• Given request
Reproduce verbatim the passage of the Ocean's Twelve review below, between "12 Oceans Short" and "do it again!", inclusive.

--- start of Source document ---

December 12, 2004

12 Oceans Short of A Dozen: Jeremiah Lewis Sits Through the Oafishly Bungled Caper, Oceans 12, So You Don't Have To

We steal your admission price and then we get away to do it again!

Ocean's Twelve (2004) Rated PG-13 120 minutes | 2.5 stars out of 5

In the words of a long-dead Frenchman, "Deliver me first from the pain of subjugation and oppression, second from the fear of death, and third from the waste of potential."

Okay, so I lied. I made that quote up. But the third part of it applies most ably to the poor and underwhelming Ocean's Twelve, with a cast so star-studded it makes Tiffany's look like a chocolate shop selling candy rings to school children.

What 2001's Ocean Eleven did nearly flawlessly, Ocean's Twelve stumbles and bungles through painfully, even somewhat dangerously, as plot-thin sequences devolve into silliness (Julia Roberts as the returning character Tess, who is forced to act as Julia Roberts), and characters suffer crushingly weak development (Matt Damon as the son of two thieves, who must learn not just the art and craft, but the professionalism of thievery). While it's a stretch to say that Ocean's Twelve is bad per se, it really is too much to give it any props.

Even the spunky playfulness of director Steven Soderbergh seems stale and uninspired, utilizing weak fresh-out-of-film-school techniques that would make Darren Aranofsky blush, covering for a hopelessly meandering, slow-paced steamship wreck of a script by George Nolfi, whose sole previous credit is the abominable Timeline.

If you thought Ocean's Eleven had a complicated plot, try this on for size:

Given the over-involved plot, it's not hard to see why none of the original characters get any real "play". Pitt has little to do besides eat chips and smile disarmingly as he engages with Zeta-Jones in a pseudo-professional thief versus policewoman battle of the sexes and wills. Clooney is wasted, as his role as planner is reduced to a few flashbacks and a group argument over their name as "Ocean's Eleven".

--- end of Source document ---
--- start of Extracted records ---

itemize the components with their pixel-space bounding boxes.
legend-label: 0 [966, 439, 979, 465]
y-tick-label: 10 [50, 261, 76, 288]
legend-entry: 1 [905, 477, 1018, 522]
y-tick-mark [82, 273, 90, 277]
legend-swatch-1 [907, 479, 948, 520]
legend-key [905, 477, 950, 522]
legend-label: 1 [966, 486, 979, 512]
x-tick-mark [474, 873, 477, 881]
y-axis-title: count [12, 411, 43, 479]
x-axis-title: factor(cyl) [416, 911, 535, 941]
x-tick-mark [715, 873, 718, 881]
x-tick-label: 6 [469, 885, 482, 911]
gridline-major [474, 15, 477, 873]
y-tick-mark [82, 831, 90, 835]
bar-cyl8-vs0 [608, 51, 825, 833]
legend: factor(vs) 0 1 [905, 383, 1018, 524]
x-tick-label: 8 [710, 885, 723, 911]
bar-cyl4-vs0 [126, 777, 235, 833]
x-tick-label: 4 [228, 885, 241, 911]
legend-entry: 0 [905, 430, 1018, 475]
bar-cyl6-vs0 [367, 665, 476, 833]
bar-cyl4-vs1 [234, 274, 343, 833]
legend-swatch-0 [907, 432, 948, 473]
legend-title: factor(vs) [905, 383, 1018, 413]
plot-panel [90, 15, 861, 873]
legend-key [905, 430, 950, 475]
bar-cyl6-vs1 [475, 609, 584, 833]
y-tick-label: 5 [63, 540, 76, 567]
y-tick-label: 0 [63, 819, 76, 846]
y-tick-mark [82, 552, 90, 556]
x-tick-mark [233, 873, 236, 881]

--- end of Extracted records ---
--- start of Extracted records ---

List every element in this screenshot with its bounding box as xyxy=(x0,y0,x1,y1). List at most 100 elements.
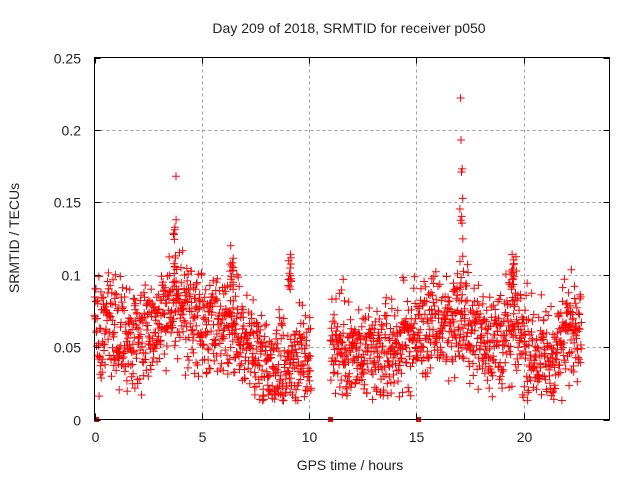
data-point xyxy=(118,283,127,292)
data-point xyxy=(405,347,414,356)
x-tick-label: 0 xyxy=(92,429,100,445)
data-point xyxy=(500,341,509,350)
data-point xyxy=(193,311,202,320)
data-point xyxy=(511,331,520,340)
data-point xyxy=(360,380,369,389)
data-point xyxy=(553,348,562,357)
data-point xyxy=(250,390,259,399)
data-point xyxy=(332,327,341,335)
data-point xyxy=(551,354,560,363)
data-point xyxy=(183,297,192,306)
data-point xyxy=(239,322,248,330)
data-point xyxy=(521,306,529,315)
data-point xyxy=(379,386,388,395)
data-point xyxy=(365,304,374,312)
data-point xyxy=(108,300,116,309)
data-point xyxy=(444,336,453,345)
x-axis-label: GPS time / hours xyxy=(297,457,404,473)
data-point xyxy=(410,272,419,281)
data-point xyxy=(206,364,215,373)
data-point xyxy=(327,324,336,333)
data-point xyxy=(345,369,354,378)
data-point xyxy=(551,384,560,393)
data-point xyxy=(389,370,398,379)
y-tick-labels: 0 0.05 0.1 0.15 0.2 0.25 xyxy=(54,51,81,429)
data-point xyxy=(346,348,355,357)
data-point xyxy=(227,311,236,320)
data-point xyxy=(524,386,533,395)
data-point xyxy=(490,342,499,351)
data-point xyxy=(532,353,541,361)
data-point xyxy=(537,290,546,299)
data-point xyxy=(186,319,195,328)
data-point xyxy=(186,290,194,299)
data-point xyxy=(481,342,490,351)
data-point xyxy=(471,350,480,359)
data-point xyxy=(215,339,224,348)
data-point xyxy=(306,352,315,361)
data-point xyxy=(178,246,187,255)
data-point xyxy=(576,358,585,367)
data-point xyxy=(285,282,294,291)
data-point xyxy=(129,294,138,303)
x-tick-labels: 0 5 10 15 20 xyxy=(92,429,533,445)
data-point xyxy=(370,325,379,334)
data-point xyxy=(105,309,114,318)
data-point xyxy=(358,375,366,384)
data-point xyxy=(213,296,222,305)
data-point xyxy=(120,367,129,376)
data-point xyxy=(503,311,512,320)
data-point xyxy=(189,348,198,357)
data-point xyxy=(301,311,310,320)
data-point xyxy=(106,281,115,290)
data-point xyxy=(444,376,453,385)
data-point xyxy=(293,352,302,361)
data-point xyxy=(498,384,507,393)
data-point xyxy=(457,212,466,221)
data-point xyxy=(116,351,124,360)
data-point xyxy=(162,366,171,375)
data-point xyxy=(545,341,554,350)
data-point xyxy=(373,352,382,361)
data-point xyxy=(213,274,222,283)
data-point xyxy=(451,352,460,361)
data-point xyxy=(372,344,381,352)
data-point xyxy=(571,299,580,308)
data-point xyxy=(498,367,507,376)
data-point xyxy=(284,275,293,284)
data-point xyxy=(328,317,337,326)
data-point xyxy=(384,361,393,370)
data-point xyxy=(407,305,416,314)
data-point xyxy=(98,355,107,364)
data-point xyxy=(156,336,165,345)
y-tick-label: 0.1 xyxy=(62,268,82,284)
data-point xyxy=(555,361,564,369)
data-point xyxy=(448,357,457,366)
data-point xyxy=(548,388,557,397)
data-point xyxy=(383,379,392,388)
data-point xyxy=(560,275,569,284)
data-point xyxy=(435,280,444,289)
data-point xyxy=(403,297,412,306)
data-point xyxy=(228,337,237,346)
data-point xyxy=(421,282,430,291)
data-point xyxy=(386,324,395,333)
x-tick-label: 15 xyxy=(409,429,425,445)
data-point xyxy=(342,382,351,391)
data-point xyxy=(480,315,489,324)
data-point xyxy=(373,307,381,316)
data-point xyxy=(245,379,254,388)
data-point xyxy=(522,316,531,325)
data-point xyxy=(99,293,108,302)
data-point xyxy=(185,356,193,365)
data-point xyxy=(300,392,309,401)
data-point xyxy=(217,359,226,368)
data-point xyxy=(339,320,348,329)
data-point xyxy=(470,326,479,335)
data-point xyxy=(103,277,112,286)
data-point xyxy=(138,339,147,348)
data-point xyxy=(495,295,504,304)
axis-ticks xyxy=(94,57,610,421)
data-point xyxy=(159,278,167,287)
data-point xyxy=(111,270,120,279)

--- end of Extracted records ---

• Worked answer
12 Oceans Short of A Dozen: Jeremiah Lewis Sits Through the Oafishly Bungled Caper, Oceans 12, So You Don't Have To

We steal your admission price and then we get away to do it again!